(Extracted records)

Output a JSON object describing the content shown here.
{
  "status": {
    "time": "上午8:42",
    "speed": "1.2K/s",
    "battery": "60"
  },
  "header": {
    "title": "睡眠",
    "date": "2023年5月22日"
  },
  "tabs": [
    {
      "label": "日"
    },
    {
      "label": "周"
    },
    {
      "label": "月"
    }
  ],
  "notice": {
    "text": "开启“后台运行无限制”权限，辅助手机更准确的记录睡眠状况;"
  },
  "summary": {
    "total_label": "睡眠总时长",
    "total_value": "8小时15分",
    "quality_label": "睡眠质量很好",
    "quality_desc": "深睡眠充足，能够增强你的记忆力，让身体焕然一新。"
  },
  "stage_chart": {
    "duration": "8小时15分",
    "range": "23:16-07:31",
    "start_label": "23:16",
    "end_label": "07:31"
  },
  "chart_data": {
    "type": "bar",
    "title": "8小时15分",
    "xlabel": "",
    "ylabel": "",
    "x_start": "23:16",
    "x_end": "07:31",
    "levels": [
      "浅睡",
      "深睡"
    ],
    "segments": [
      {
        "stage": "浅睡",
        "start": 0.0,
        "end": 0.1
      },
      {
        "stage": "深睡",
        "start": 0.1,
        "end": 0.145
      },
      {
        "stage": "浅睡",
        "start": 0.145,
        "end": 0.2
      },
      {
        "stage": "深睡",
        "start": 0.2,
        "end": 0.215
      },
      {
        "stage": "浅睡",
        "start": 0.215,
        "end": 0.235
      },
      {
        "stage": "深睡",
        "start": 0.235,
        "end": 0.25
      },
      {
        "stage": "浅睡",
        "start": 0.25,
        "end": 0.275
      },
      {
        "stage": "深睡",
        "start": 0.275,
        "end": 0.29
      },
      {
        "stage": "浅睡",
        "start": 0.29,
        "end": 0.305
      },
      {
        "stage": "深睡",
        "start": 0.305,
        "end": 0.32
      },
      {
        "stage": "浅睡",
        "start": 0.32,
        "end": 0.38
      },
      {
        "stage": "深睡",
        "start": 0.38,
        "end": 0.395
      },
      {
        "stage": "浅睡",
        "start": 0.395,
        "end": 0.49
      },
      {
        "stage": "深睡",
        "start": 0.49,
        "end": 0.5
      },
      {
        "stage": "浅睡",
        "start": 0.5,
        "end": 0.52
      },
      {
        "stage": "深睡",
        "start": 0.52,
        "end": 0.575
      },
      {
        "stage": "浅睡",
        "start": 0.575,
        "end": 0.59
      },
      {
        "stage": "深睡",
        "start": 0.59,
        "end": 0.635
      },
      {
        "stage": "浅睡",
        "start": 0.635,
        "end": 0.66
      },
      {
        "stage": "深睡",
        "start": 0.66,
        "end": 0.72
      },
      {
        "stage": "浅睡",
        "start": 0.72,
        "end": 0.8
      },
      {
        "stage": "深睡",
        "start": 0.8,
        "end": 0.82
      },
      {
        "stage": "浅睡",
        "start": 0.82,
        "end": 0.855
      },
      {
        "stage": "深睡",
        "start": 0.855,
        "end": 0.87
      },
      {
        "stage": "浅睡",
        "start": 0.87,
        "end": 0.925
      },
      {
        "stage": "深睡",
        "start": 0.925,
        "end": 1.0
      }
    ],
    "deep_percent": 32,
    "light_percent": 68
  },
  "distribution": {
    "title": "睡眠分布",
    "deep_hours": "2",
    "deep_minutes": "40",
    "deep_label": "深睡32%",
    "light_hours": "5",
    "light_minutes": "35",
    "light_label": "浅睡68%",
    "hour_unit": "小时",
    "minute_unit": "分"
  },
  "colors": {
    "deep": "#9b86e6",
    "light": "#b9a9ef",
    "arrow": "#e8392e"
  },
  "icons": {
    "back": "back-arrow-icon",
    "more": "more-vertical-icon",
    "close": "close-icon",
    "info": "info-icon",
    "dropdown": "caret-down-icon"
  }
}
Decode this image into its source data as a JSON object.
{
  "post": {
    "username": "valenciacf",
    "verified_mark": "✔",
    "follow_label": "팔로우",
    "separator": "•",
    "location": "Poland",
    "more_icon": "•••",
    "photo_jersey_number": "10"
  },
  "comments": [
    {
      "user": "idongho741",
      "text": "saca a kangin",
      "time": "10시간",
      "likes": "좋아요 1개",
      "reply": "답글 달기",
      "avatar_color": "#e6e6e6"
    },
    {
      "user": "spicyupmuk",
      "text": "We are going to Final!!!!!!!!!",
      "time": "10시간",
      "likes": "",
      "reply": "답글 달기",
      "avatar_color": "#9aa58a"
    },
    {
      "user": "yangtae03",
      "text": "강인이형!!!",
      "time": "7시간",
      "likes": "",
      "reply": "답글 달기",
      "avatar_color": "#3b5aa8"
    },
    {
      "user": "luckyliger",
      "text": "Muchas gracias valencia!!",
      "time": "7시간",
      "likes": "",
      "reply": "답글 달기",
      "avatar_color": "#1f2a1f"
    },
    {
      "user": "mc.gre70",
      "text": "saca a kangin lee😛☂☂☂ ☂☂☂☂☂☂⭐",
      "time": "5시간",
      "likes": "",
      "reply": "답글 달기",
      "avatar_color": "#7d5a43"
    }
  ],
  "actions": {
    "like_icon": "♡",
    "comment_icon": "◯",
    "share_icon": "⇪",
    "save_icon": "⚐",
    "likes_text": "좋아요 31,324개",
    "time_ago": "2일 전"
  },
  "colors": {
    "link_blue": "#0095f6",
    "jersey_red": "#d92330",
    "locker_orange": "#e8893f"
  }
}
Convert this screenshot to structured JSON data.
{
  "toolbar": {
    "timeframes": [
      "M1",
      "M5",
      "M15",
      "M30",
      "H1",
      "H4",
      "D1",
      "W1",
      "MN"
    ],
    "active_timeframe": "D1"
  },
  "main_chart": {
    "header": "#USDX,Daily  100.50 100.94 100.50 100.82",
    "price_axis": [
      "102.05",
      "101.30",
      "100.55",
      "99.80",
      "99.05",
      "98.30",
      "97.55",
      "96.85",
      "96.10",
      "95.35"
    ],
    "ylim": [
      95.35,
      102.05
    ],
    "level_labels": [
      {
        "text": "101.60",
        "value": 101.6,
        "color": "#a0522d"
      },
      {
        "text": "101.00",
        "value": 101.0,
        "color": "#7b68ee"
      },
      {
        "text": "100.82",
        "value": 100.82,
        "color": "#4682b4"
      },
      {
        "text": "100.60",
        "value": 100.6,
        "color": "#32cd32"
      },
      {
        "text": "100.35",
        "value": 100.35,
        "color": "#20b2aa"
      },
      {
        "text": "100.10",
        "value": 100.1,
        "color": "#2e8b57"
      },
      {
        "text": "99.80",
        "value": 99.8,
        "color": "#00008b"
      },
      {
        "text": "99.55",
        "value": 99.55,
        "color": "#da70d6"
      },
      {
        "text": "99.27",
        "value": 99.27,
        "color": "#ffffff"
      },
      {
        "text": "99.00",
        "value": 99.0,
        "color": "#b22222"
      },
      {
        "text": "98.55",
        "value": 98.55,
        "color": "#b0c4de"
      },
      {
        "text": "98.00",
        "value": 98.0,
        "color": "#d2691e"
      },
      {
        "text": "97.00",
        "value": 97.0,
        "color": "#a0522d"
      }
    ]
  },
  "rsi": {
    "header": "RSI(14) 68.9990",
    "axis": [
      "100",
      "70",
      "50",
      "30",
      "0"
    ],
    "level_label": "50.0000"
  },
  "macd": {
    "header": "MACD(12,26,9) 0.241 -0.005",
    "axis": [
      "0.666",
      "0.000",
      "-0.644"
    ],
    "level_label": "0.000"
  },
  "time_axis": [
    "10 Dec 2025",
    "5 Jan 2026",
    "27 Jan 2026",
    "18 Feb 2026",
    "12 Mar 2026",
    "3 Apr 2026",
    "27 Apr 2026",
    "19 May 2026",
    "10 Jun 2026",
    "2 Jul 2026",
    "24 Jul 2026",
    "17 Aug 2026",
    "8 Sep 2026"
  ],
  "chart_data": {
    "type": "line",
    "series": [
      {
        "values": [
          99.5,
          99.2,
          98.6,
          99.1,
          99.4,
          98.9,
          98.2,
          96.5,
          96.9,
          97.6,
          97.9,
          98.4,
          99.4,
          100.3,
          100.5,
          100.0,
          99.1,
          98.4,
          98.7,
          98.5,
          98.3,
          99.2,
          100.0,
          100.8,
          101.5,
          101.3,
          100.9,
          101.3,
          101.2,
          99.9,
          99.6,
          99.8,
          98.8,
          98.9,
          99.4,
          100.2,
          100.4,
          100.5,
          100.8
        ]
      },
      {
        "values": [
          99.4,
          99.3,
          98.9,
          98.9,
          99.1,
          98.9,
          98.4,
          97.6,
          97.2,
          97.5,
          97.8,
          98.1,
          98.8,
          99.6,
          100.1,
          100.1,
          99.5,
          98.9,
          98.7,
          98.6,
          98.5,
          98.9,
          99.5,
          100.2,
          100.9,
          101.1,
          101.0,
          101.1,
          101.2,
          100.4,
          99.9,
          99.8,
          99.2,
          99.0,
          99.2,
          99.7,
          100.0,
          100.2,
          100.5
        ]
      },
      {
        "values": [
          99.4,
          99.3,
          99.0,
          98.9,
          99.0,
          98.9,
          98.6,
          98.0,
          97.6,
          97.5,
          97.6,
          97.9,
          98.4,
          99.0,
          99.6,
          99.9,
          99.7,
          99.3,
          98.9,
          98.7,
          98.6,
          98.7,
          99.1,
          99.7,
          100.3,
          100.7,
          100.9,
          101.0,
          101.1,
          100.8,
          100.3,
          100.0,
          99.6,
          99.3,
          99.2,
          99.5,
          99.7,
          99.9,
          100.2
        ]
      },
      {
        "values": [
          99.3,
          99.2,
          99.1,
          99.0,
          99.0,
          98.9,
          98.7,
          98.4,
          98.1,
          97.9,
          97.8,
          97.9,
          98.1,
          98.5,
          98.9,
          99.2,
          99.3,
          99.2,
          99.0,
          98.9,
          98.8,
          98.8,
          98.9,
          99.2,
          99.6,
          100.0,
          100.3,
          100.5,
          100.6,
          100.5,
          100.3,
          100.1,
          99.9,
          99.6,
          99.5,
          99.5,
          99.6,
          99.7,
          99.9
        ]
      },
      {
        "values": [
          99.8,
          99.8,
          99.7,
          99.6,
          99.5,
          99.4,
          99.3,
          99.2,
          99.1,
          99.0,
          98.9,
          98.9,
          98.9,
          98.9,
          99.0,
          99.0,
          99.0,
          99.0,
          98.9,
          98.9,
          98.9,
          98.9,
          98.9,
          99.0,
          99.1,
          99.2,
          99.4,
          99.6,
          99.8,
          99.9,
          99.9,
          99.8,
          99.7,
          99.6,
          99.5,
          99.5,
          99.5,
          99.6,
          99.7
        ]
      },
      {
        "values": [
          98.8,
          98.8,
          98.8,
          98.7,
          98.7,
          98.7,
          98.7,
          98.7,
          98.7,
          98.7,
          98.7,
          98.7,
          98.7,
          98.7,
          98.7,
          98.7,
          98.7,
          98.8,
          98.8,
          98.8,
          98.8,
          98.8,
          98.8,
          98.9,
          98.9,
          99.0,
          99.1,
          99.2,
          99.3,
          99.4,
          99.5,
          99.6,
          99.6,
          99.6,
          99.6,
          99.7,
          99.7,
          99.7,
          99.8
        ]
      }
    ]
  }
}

...

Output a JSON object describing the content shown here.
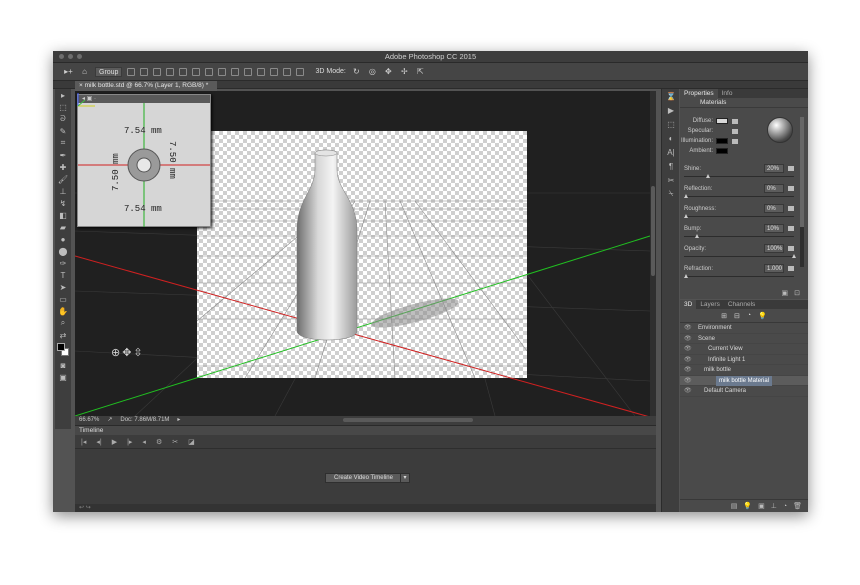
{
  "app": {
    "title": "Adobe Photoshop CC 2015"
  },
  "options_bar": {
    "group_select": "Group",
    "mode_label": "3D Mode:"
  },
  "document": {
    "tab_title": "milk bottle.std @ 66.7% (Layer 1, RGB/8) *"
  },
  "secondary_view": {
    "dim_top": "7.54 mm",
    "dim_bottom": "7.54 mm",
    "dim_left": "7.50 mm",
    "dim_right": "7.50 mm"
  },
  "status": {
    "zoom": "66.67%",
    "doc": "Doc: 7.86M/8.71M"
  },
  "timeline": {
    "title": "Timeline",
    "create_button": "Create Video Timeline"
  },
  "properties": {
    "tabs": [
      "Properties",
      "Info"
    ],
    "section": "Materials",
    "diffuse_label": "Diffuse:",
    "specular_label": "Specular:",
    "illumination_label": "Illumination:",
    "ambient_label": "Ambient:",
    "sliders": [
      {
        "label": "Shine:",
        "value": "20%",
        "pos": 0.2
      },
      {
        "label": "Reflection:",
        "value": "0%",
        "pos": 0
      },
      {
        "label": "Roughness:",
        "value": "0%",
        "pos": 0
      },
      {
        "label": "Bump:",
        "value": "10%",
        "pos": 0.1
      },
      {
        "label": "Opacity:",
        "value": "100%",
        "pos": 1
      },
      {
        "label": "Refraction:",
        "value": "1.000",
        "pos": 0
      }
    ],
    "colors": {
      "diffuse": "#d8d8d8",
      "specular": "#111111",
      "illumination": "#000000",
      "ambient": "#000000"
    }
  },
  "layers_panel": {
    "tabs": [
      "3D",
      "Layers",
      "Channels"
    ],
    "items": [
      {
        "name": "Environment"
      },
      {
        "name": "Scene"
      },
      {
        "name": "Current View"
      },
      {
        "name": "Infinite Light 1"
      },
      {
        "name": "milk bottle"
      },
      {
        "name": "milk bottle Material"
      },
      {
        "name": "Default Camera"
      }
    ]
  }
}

* [Request]: Locate all lines in the listing above with the word "header". Copy them.

* [Solution to the exercise]:
  "header": {
    "header": "#USDX,Daily  100.50 100.94 100.50 100.82",
    "header": "RSI(14) 68.9990",
    "header": "MACD(12,26,9) 0.241 -0.005",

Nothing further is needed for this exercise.